- **Source extract**:
>>>

Do you guys seriously look at a 1000-pages site as a collection of 1000 1-page sites? I guess individual pages provide a lot of info to look at but at the same time each individual data point is prone to fluctuations. Sometimes those flukes make the whole picture look like a bunch of noise.

So, do I hear that the frequency of G*bot visits to the site's homepage is no more important than that of any other page? Or a sharp drop in the daily number of collected pages from the whole site is irrelevant for as long as the select important pages are still visited with the same frequency? There must be a certain number of site-wide parameters worth tracking else you might miss a (site-wide) forest behind the (individual) trees...

TheMadScientist

1:01 am on Aug 20, 2010 (gmt 0)

There are a couple I work with over 10,000 pages and I tend to look at their stats as a 'group' and I can usually look at the top 500 pages visited 'at a glance' by keyword and know if the pages are doing what they should or not.

I don't look at them individually, but more as the forest itself, to use your example... If I see enough people 'throughout the forest' on a given day or time period I know it's healthy, but when people start disappearing from the forest, and all I see are trees I know it's time to start looking at things a bit closer and will usually pick some of the top 'low performers' and look more closely at those.

<<<

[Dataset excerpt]
>>>

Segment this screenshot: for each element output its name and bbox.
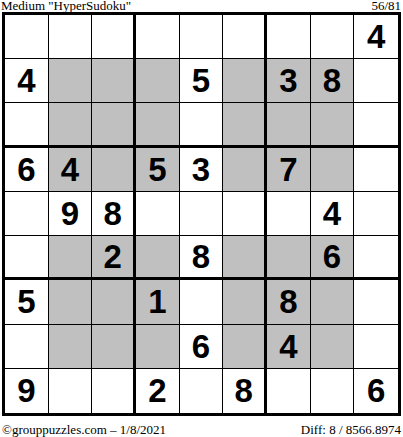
cell-r9c9[interactable]: 6 [354,369,398,413]
cell-r7c2[interactable] [49,280,93,324]
cell-r1c1[interactable] [5,15,49,59]
given-digit: 5 [148,153,166,186]
given-digit: 5 [192,64,210,97]
cell-r1c8[interactable] [311,15,355,59]
cell-r1c2[interactable] [49,15,93,59]
footer-credit: ©grouppuzzles.com – 1/8/2021 [2,423,166,437]
cell-r5c7[interactable] [267,192,311,236]
cell-r2c4[interactable] [136,59,180,103]
given-digit: 2 [103,240,121,273]
cell-r3c4[interactable] [136,103,180,147]
cell-r7c1[interactable]: 5 [5,280,49,324]
cell-r9c2[interactable] [49,369,93,413]
cell-r7c5[interactable] [180,280,224,324]
cell-r6c1[interactable] [5,236,49,280]
progress-counter: 56/81 [371,0,401,12]
given-digit: 3 [192,153,210,186]
cell-r4c9[interactable] [354,148,398,192]
cell-r6c2[interactable] [49,236,93,280]
given-digit: 4 [17,64,35,97]
cell-r3c6[interactable] [223,103,267,147]
cell-r5c4[interactable] [136,192,180,236]
cell-r5c1[interactable] [5,192,49,236]
cell-r5c3[interactable]: 8 [92,192,136,236]
cell-r9c8[interactable] [311,369,355,413]
given-digit: 9 [61,197,79,230]
cell-r4c2[interactable]: 4 [49,148,93,192]
cell-r7c4[interactable]: 1 [136,280,180,324]
given-digit: 3 [279,64,297,97]
cell-r5c2[interactable]: 9 [49,192,93,236]
given-digit: 4 [323,197,341,230]
cell-r5c9[interactable] [354,192,398,236]
cell-r8c9[interactable] [354,325,398,369]
cell-r9c7[interactable] [267,369,311,413]
cell-r2c8[interactable]: 8 [311,59,355,103]
footer-difficulty: Diff: 8 / 8566.8974 [301,423,401,437]
cell-r2c3[interactable] [92,59,136,103]
cell-r4c6[interactable] [223,148,267,192]
cell-r3c8[interactable] [311,103,355,147]
cell-r8c3[interactable] [92,325,136,369]
header: Medium "HyperSudoku" 56/81 [0,0,403,12]
given-digit: 1 [148,285,166,318]
cell-r5c5[interactable] [180,192,224,236]
cell-r1c5[interactable] [180,15,224,59]
cell-r7c9[interactable] [354,280,398,324]
cell-r6c9[interactable] [354,236,398,280]
cell-r1c6[interactable] [223,15,267,59]
cell-r4c7[interactable]: 7 [267,148,311,192]
cell-r6c6[interactable] [223,236,267,280]
given-digit: 9 [17,374,35,407]
given-digit: 6 [192,330,210,363]
cell-r9c6[interactable]: 8 [223,369,267,413]
cell-r6c5[interactable]: 8 [180,236,224,280]
given-digit: 8 [323,64,341,97]
cell-r2c1[interactable]: 4 [5,59,49,103]
cell-r9c5[interactable] [180,369,224,413]
cell-r6c7[interactable] [267,236,311,280]
cell-r2c5[interactable]: 5 [180,59,224,103]
cell-r6c8[interactable]: 6 [311,236,355,280]
given-digit: 6 [17,153,35,186]
cell-r7c8[interactable] [311,280,355,324]
cell-r2c7[interactable]: 3 [267,59,311,103]
cell-r4c3[interactable] [92,148,136,192]
given-digit: 2 [148,374,166,407]
cell-r3c3[interactable] [92,103,136,147]
cell-r1c3[interactable] [92,15,136,59]
cell-r1c9[interactable]: 4 [354,15,398,59]
cell-r3c7[interactable] [267,103,311,147]
cell-r9c1[interactable]: 9 [5,369,49,413]
given-digit: 4 [279,330,297,363]
given-digit: 5 [17,285,35,318]
cell-r8c8[interactable] [311,325,355,369]
given-digit: 8 [192,240,210,273]
cell-r6c3[interactable]: 2 [92,236,136,280]
cell-r4c5[interactable]: 3 [180,148,224,192]
cell-r2c6[interactable] [223,59,267,103]
cell-r1c7[interactable] [267,15,311,59]
cell-r6c4[interactable] [136,236,180,280]
cell-r4c8[interactable] [311,148,355,192]
cell-r2c9[interactable] [354,59,398,103]
cell-r9c3[interactable] [92,369,136,413]
given-digit: 4 [367,20,385,53]
cell-r2c2[interactable] [49,59,93,103]
cell-r8c2[interactable] [49,325,93,369]
given-digit: 8 [234,374,252,407]
given-digit: 6 [323,240,341,273]
cell-r8c1[interactable] [5,325,49,369]
cell-r8c6[interactable] [223,325,267,369]
cell-r3c9[interactable] [354,103,398,147]
cell-r3c1[interactable] [5,103,49,147]
page-title: Medium "HyperSudoku" [1,0,131,12]
sudoku-board: 4453864537984286518649286 [2,12,401,416]
cell-r8c5[interactable]: 6 [180,325,224,369]
cell-r8c7[interactable]: 4 [267,325,311,369]
given-digit: 6 [367,374,385,407]
cell-r3c2[interactable] [49,103,93,147]
cell-r7c6[interactable] [223,280,267,324]
given-digit: 8 [279,285,297,318]
given-digit: 8 [103,197,121,230]
cell-r4c4[interactable]: 5 [136,148,180,192]
given-digit: 4 [61,153,79,186]
cell-r4c1[interactable]: 6 [5,148,49,192]
cell-r3c5[interactable] [180,103,224,147]
cell-r5c8[interactable]: 4 [311,192,355,236]
cell-r8c4[interactable] [136,325,180,369]
footer: ©grouppuzzles.com – 1/8/2021 Diff: 8 / 8… [0,416,403,437]
cell-r1c4[interactable] [136,15,180,59]
cell-r5c6[interactable] [223,192,267,236]
cell-r9c4[interactable]: 2 [136,369,180,413]
cell-r7c7[interactable]: 8 [267,280,311,324]
cell-r7c3[interactable] [92,280,136,324]
given-digit: 7 [279,153,297,186]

<<<

- **Task directions**: List every word or phrase that the forum thread above encloses in single quotation marks.

- **Output of the task**:
'group'
'at a glance'
'throughout the forest'
'low performers'